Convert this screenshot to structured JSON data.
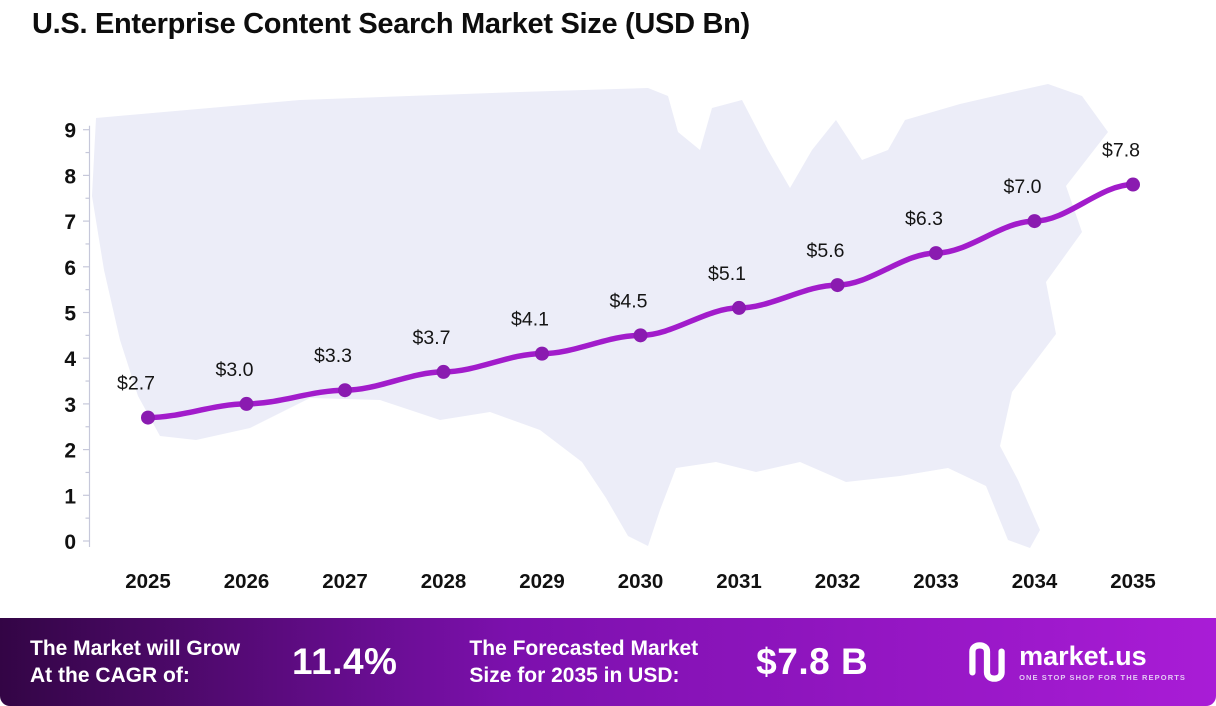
{
  "title": "U.S. Enterprise Content Search Market Size (USD Bn)",
  "chart_data": {
    "type": "line",
    "title": "U.S. Enterprise Content Search Market Size (USD Bn)",
    "categories": [
      "2025",
      "2026",
      "2027",
      "2028",
      "2029",
      "2030",
      "2031",
      "2032",
      "2033",
      "2034",
      "2035"
    ],
    "values": [
      2.7,
      3.0,
      3.3,
      3.7,
      4.1,
      4.5,
      5.1,
      5.6,
      6.3,
      7.0,
      7.8
    ],
    "point_labels": [
      "$2.7",
      "$3.0",
      "$3.3",
      "$3.7",
      "$4.1",
      "$4.5",
      "$5.1",
      "$5.6",
      "$6.3",
      "$7.0",
      "$7.8"
    ],
    "xlabel": "",
    "ylabel": "",
    "ylim": [
      0,
      9
    ],
    "yticks": [
      0,
      1,
      2,
      3,
      4,
      5,
      6,
      7,
      8,
      9
    ],
    "grid": false,
    "legend": "none",
    "background_motif": "us-map-silhouette"
  },
  "colors": {
    "line": "#a21ccb",
    "marker": "#8a1bb0",
    "axis": "#c6c8da",
    "tick_text": "#111111",
    "point_label_text": "#151515",
    "map_fill": "#ecedf8",
    "banner_gradient": [
      "#330545",
      "#7c10ad",
      "#a91cd6"
    ],
    "footer_text": "#ffffff"
  },
  "footer": {
    "cagr": {
      "label": "The Market will Grow\nAt the CAGR of:",
      "value": "11.4%"
    },
    "forecast": {
      "label": "The Forecasted Market\nSize for 2035 in USD:",
      "value": "$7.8 B"
    },
    "brand": {
      "name": "market.us",
      "tagline": "ONE STOP SHOP FOR THE REPORTS"
    }
  }
}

▶ [SET PROBLEM] Print the full listing exactly, dropping the pictures.

▶ [CORRECT RESPONSE]
Convert this screenshot to structured JSON data.
{
  "title": "U.S. Enterprise Content Search Market Size (USD Bn)",
  "chart_data": {
    "type": "line",
    "title": "U.S. Enterprise Content Search Market Size (USD Bn)",
    "categories": [
      "2025",
      "2026",
      "2027",
      "2028",
      "2029",
      "2030",
      "2031",
      "2032",
      "2033",
      "2034",
      "2035"
    ],
    "values": [
      2.7,
      3.0,
      3.3,
      3.7,
      4.1,
      4.5,
      5.1,
      5.6,
      6.3,
      7.0,
      7.8
    ],
    "point_labels": [
      "$2.7",
      "$3.0",
      "$3.3",
      "$3.7",
      "$4.1",
      "$4.5",
      "$5.1",
      "$5.6",
      "$6.3",
      "$7.0",
      "$7.8"
    ],
    "xlabel": "",
    "ylabel": "",
    "ylim": [
      0,
      9
    ],
    "yticks": [
      0,
      1,
      2,
      3,
      4,
      5,
      6,
      7,
      8,
      9
    ],
    "grid": false,
    "legend": "none",
    "background_motif": "us-map-silhouette"
  },
  "colors": {
    "line": "#a21ccb",
    "marker": "#8a1bb0",
    "axis": "#c6c8da",
    "tick_text": "#111111",
    "point_label_text": "#151515",
    "map_fill": "#ecedf8",
    "banner_gradient": [
      "#330545",
      "#7c10ad",
      "#a91cd6"
    ],
    "footer_text": "#ffffff"
  },
  "footer": {
    "cagr": {
      "label": "The Market will Grow\nAt the CAGR of:",
      "value": "11.4%"
    },
    "forecast": {
      "label": "The Forecasted Market\nSize for 2035 in USD:",
      "value": "$7.8 B"
    },
    "brand": {
      "name": "market.us",
      "tagline": "ONE STOP SHOP FOR THE REPORTS"
    }
  }
}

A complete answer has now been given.